GOAL: Will you extract the entries word for word? Images should not appear in the copy.

::: SUPPLIED MATERIAL

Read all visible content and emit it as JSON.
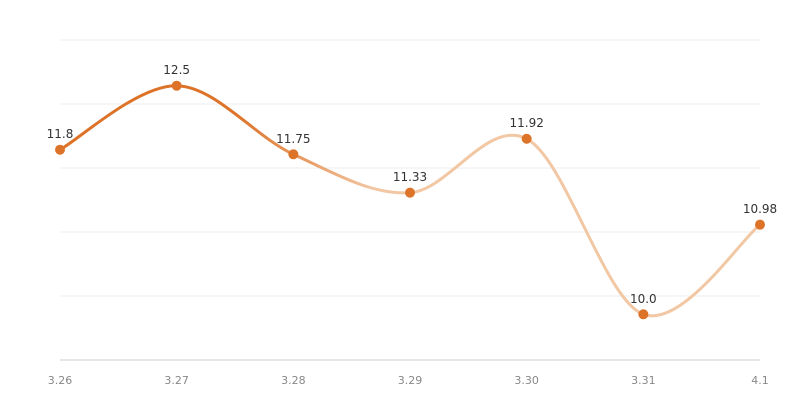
{
  "chart_data": {
    "type": "line",
    "categories": [
      "3.26",
      "3.27",
      "3.28",
      "3.29",
      "3.30",
      "3.31",
      "4.1"
    ],
    "values": [
      11.8,
      12.5,
      11.75,
      11.33,
      11.92,
      10.0,
      10.98
    ],
    "value_labels": [
      "11.8",
      "12.5",
      "11.75",
      "11.33",
      "11.92",
      "10.0",
      "10.98"
    ],
    "color": "#dd7329",
    "fade_color": "#f2c7a3",
    "ylim": [
      9.5,
      13.0
    ],
    "yticks": [
      9.5,
      10.2,
      10.9,
      11.6,
      12.3,
      13.0
    ],
    "grid": true
  }
}
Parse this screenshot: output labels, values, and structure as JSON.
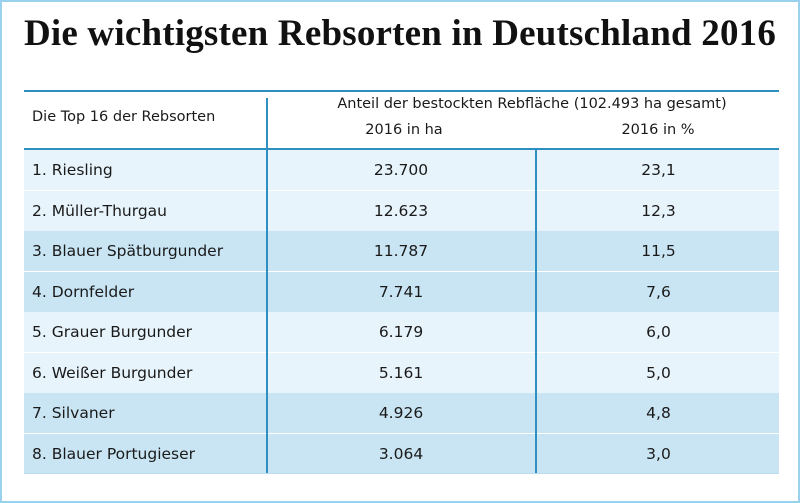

::::::

ANSWER BELOW:
Read all visible content and emit it as JSON.
{
  "chart_data": {
    "type": "line",
    "categories": [
      "3.26",
      "3.27",
      "3.28",
      "3.29",
      "3.30",
      "3.31",
      "4.1"
    ],
    "values": [
      11.8,
      12.5,
      11.75,
      11.33,
      11.92,
      10.0,
      10.98
    ],
    "value_labels": [
      "11.8",
      "12.5",
      "11.75",
      "11.33",
      "11.92",
      "10.0",
      "10.98"
    ],
    "color": "#dd7329",
    "fade_color": "#f2c7a3",
    "ylim": [
      9.5,
      13.0
    ],
    "yticks": [
      9.5,
      10.2,
      10.9,
      11.6,
      12.3,
      13.0
    ],
    "grid": true
  }
}
Parse this screenshot: output labels, values, and structure as JSON.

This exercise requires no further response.